### OBJECTIVES
1. According to the Aby Warburg project proposal, what kind of approach will the project have?
2. Continue the Aby Warburg project proposal, starting right after its final line.

### PROVIDED PASSAGE
NEXT WEEK WE WILL BE OPEN FROM TUESDAY 19 TO SATURDAY 23 NOVEMBER. You can always come by appointment by calling or writing to info@leporello-books.com.
Close

Giorgio Barrera, artist

Aby Warburg’s esotericism, a project proposal

For some years now I started again to work on a book project that investigates the Myth, the imaginary and the imaginal. I want to build up a sequence of images (exclusively made for this purpose) that want to manifest the thinking of those humans that has given us a treasure that we have lost 1. The book I imagine is a thought-space to create pathos formulas that lead to the mundus imaginalis 2 and to set us able to ride the thinking of Myth. The work is considered a constellation of images that on a bi-dimensional place plumb, go through and enter the thinking of those who lived in that era.

Giorgio Barrera, Tempo Zero

It is quite difficult to precisely trace how the project will look because the dynamic or the dynamism of the time and space are imprescrutable. The project is therefore intended as an odyssey that follows “Warburg’s intellectual nomadism, that is, his disdain for disciplinary, conceptual, and chronological boundaries” and will have an heuristic approach 3.

A book as an atlas, as a place of simultaneous sensations and visions, a place for thinking. A map of images and signs to follow and to create historical, astronomical and imaginative paths. Being involved in the Myth is also a way to escape from a chimera, our need of safe certainty. My aim is to actualize Myth imaginary through a reinterpretation of Warburg studies and creativity. I would preferably like to carry out the project working in a team in order to create a cozy place where theoretical but also practical-artistic researches can live together.

Giorgio Barrera, Maelstrom


1    “… while every art and science has been developed as many times as possible, and then perish again, these opinions (those of the Myth), together with others have been preserved to this day as relics ..” Aristotle, Metaphysica. (translation is mine).

2″Mundus Imaginalis: or the Imaginary and the Imaginal” an essay by Henry Corbin about the cognitive, analytic, and poetic use of the imagination in a way just not commonly done.

3 Christopher D. Johnson, Memory, Metaphor, and Aby Warburg’s Atlas of Images, A Signale Book Cornell University Press and Cornell University Library Ithaca, New York.

### Stored entries
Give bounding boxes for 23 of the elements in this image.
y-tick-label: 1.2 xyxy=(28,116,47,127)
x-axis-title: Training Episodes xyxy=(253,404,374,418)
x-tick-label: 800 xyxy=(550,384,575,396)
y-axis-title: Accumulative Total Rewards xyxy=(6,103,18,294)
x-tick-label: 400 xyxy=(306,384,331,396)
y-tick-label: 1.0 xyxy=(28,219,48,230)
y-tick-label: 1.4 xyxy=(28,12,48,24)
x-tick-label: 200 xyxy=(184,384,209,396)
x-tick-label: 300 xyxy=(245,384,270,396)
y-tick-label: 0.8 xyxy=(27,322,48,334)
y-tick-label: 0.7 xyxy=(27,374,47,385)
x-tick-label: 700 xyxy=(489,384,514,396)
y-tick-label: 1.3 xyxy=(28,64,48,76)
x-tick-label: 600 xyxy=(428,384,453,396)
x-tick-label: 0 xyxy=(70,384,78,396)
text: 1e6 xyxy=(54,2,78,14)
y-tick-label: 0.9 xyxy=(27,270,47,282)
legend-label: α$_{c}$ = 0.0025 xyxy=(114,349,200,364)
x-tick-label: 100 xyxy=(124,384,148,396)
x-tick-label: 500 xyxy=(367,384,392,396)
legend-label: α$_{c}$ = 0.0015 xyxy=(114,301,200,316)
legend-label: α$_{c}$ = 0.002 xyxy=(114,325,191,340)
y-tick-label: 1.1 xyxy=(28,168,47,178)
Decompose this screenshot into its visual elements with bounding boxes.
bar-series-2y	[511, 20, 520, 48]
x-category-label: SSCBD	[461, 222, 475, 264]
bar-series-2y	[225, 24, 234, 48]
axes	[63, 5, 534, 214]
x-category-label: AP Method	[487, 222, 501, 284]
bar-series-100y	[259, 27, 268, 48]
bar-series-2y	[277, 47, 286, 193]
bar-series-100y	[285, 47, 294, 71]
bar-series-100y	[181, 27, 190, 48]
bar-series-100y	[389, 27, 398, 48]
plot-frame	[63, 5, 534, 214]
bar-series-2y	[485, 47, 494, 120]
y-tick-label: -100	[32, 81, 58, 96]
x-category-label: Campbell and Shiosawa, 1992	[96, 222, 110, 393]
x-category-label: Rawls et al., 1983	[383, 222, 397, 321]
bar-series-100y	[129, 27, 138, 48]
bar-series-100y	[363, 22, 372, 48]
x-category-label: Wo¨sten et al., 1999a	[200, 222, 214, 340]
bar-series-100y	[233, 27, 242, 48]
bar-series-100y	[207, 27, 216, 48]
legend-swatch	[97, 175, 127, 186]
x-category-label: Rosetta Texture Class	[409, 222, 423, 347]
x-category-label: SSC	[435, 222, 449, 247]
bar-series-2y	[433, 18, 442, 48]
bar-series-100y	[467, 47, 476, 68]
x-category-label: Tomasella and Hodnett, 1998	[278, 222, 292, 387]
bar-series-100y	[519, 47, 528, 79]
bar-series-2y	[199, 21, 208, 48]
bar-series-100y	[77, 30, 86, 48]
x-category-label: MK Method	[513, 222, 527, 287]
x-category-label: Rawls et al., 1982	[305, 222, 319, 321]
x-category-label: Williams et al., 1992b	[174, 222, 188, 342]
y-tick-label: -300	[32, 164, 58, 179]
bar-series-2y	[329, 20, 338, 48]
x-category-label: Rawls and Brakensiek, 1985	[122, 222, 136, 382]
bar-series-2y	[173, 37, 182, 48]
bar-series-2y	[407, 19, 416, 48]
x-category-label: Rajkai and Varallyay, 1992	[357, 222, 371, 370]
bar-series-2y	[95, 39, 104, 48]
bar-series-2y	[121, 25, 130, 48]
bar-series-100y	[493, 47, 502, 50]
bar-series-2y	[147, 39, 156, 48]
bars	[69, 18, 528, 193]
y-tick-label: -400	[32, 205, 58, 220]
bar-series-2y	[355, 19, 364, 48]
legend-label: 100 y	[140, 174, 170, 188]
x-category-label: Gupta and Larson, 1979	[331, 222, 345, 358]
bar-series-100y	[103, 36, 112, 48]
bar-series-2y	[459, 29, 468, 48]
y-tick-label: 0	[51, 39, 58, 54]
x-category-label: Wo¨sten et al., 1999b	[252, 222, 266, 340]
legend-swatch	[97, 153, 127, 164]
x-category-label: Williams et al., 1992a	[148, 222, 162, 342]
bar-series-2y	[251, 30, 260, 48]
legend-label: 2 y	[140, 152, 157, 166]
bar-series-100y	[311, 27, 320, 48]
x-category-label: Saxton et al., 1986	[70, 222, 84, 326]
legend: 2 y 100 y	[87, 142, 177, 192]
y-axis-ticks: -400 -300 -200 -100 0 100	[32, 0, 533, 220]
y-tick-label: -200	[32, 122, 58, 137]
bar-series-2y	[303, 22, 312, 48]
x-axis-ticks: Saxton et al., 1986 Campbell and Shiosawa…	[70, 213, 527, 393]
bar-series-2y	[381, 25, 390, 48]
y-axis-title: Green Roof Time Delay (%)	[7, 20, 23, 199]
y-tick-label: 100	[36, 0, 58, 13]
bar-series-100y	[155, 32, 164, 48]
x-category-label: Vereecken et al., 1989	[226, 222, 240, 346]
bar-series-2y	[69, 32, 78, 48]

### OUTPUTS
1. A heuristic approach.

2.
In interpreting the frescoes of the Schifanoia Palace in Ferrara Warburg also took into account the study of astrological images present in a medieval arcane and secret book called Ghayat Al-Hakim (The aim of the wise), nowadays known as Picatrix. A very debatable book considered the summa of Hermetic magic. Marsilio Ficino contributed to spread Hermetism ideas into Renaissance. He named Prisca Theologia or pia filosofia, an archetypal, eternal, true, pure and only religion that can be traced in esoteric disciplines, Neoplatonism, Hermeticism, Jewish Kabbalah, esoteric Astrology and others sciences that have survived time and ages and apparently descend from Mythology. All those disciplines tend to create an unitary knowledge (the magic), imply a spiritual growth and want to harmonize, the earth, human beings and the cosmos by means of images. That’s what the Myth is: the kingdom of a far away time thinking that is still present as it is deposited under the layers of the history of humanity, in our knowledge and imaginary.

Giorgio Barrera, La Montagna Colorata

There is a strong link between Warburg’s philology, the occult sciences, the Hermetic or Mythic theory and praxis. For example the thought-space (Denkraum) and the metaphorical distance are Warburg concepts that we can easily come across in those disciplines. The space-time connections that a man is able to undertake through images are more than fascinating. 4

For those who search and are interested in visual culture it is hard to think not to try to go back to the origin of the Myth and push themselves to explore the esoteric world. If so, it’s necessary then to be prepared to go backwards in those times and places where images were hard-edged: they arrived directly from the skies and from the powerful soul of nature without being filtered, as far as I know, by letters and words. In fact, at that time human beings were immersed and permeated by images and therefore there was no need for a logical interpretation (the way we do now), appearances weren’t physical things to discuss about: there was no separation between the subject and the object.

In my book “La battaglia delle immagini” 5 I declared images shouldn’t be considered as something foreign: we do live together with them even if they are produced by us. I mean that all technical images mix and live together with those produced by nature and men; they surround us and create the reality we deal with, but generally we observe them as if we belong to another world. The same we do with nature and human constructs.

This is “the insufficiency of the [contemporaries] usual conceptions” 6, it depends on the narrowness of mechanistic thinking, that is why we approach reality as if it were alien from our individuality, our separated being.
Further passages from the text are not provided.